Instructions to follow:
Show each line of the records below where the word "title" occurs.

(Records for this task begins)

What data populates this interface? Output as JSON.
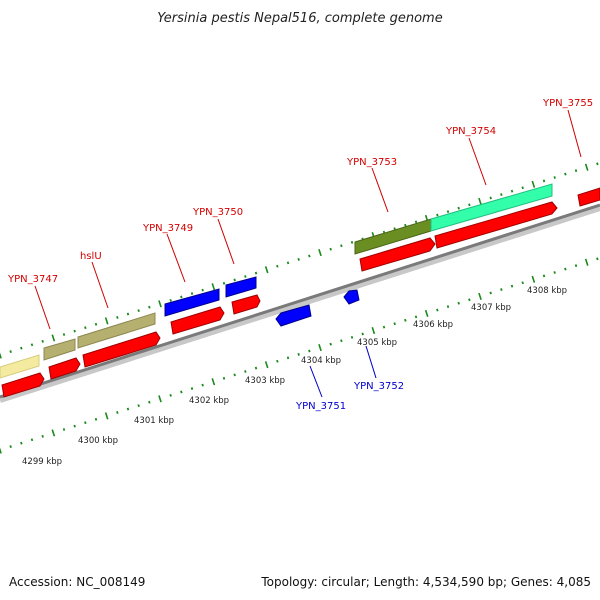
{
  "title": "Yersinia pestis Nepal516, complete genome",
  "footer": {
    "accession": "Accession: NC_008149",
    "summary": "Topology: circular; Length: 4,534,590 bp; Genes: 4,085"
  },
  "colors": {
    "backbone": "#808080",
    "tick": "#1a8a1a",
    "cds_red": "#ff0000",
    "cds_blue": "#0000ff",
    "label_red": "#d40000",
    "label_blue": "#0000cc",
    "khaki": "#b5b070",
    "olive": "#6b8e23",
    "aqua": "#33ffaa",
    "pale_yellow": "#f5eba0"
  },
  "kbp_labels": [
    {
      "text": "4299 kbp"
    },
    {
      "text": "4300 kbp"
    },
    {
      "text": "4301 kbp"
    },
    {
      "text": "4302 kbp"
    },
    {
      "text": "4303 kbp"
    },
    {
      "text": "4304 kbp"
    },
    {
      "text": "4305 kbp"
    },
    {
      "text": "4306 kbp"
    },
    {
      "text": "4307 kbp"
    },
    {
      "text": "4308 kbp"
    }
  ],
  "gene_labels": [
    {
      "text": "YPN_3747",
      "strand": "forward"
    },
    {
      "text": "hslU",
      "strand": "forward"
    },
    {
      "text": "YPN_3749",
      "strand": "forward"
    },
    {
      "text": "YPN_3750",
      "strand": "forward"
    },
    {
      "text": "YPN_3753",
      "strand": "forward"
    },
    {
      "text": "YPN_3754",
      "strand": "forward"
    },
    {
      "text": "YPN_3755",
      "strand": "forward"
    },
    {
      "text": "YPN_3751",
      "strand": "reverse"
    },
    {
      "text": "YPN_3752",
      "strand": "reverse"
    }
  ]
}
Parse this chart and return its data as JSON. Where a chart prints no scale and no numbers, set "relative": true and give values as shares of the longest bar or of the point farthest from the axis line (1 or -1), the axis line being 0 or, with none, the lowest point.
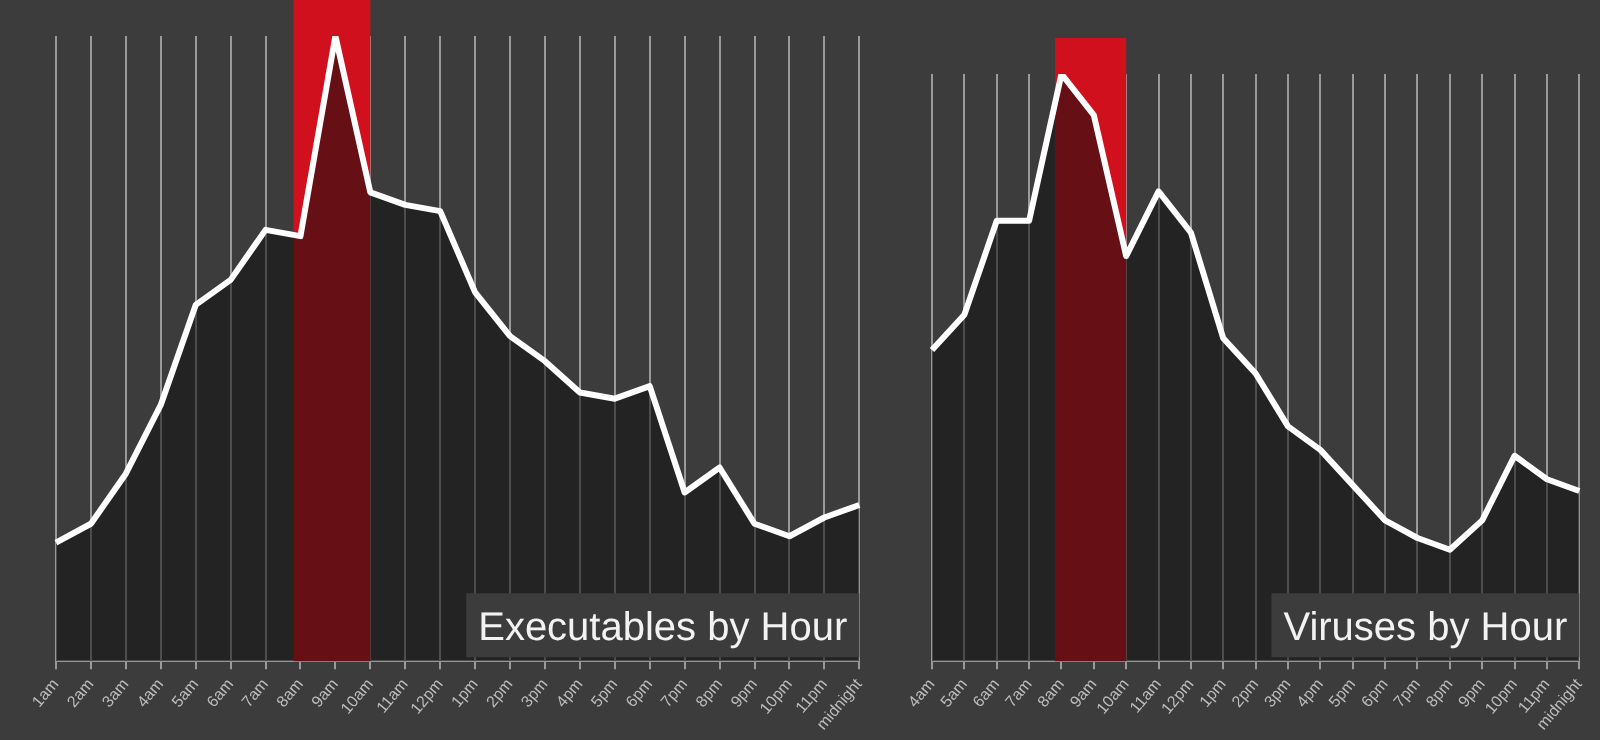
{
  "chart_data": [
    {
      "type": "area",
      "title": "Executables by Hour",
      "relative": true,
      "grid": "x",
      "legend": false,
      "categories": [
        "1am",
        "2am",
        "3am",
        "4am",
        "5am",
        "6am",
        "7am",
        "8am",
        "9am",
        "10am",
        "11am",
        "12pm",
        "1pm",
        "2pm",
        "3pm",
        "4pm",
        "5pm",
        "6pm",
        "7pm",
        "8pm",
        "9pm",
        "10pm",
        "11pm",
        "midnight"
      ],
      "series": [
        {
          "color": "#ffffff",
          "values": [
            0.19,
            0.22,
            0.3,
            0.41,
            0.57,
            0.61,
            0.69,
            0.68,
            1,
            0.75,
            0.73,
            0.72,
            0.59,
            0.52,
            0.48,
            0.43,
            0.42,
            0.44,
            0.27,
            0.31,
            0.22,
            0.2,
            0.23,
            0.25
          ]
        }
      ],
      "bands": [
        {
          "axis": "x",
          "from": "8am",
          "to": "10am",
          "color": "#d0101c"
        }
      ]
    },
    {
      "type": "area",
      "title": "Viruses by Hour",
      "relative": true,
      "grid": "x",
      "legend": false,
      "categories": [
        "4am",
        "5am",
        "6am",
        "7am",
        "8am",
        "9am",
        "10am",
        "11am",
        "12pm",
        "1pm",
        "2pm",
        "3pm",
        "4pm",
        "5pm",
        "6pm",
        "7pm",
        "8pm",
        "9pm",
        "10pm",
        "11pm",
        "midnight"
      ],
      "series": [
        {
          "color": "#ffffff",
          "values": [
            0.53,
            0.59,
            0.75,
            0.75,
            1,
            0.93,
            0.69,
            0.8,
            0.73,
            0.55,
            0.49,
            0.4,
            0.36,
            0.3,
            0.24,
            0.21,
            0.19,
            0.24,
            0.35,
            0.31,
            0.29
          ]
        }
      ],
      "bands": [
        {
          "axis": "x",
          "from": "8am",
          "to": "10am",
          "color": "#d0101c"
        }
      ]
    }
  ]
}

(Records for this task ends)

Result for this task:
  "title": "Yersinia pestis Nepal516, complete genome",
      "title": "Executables by Hour",
      "title": "Viruses by Hour",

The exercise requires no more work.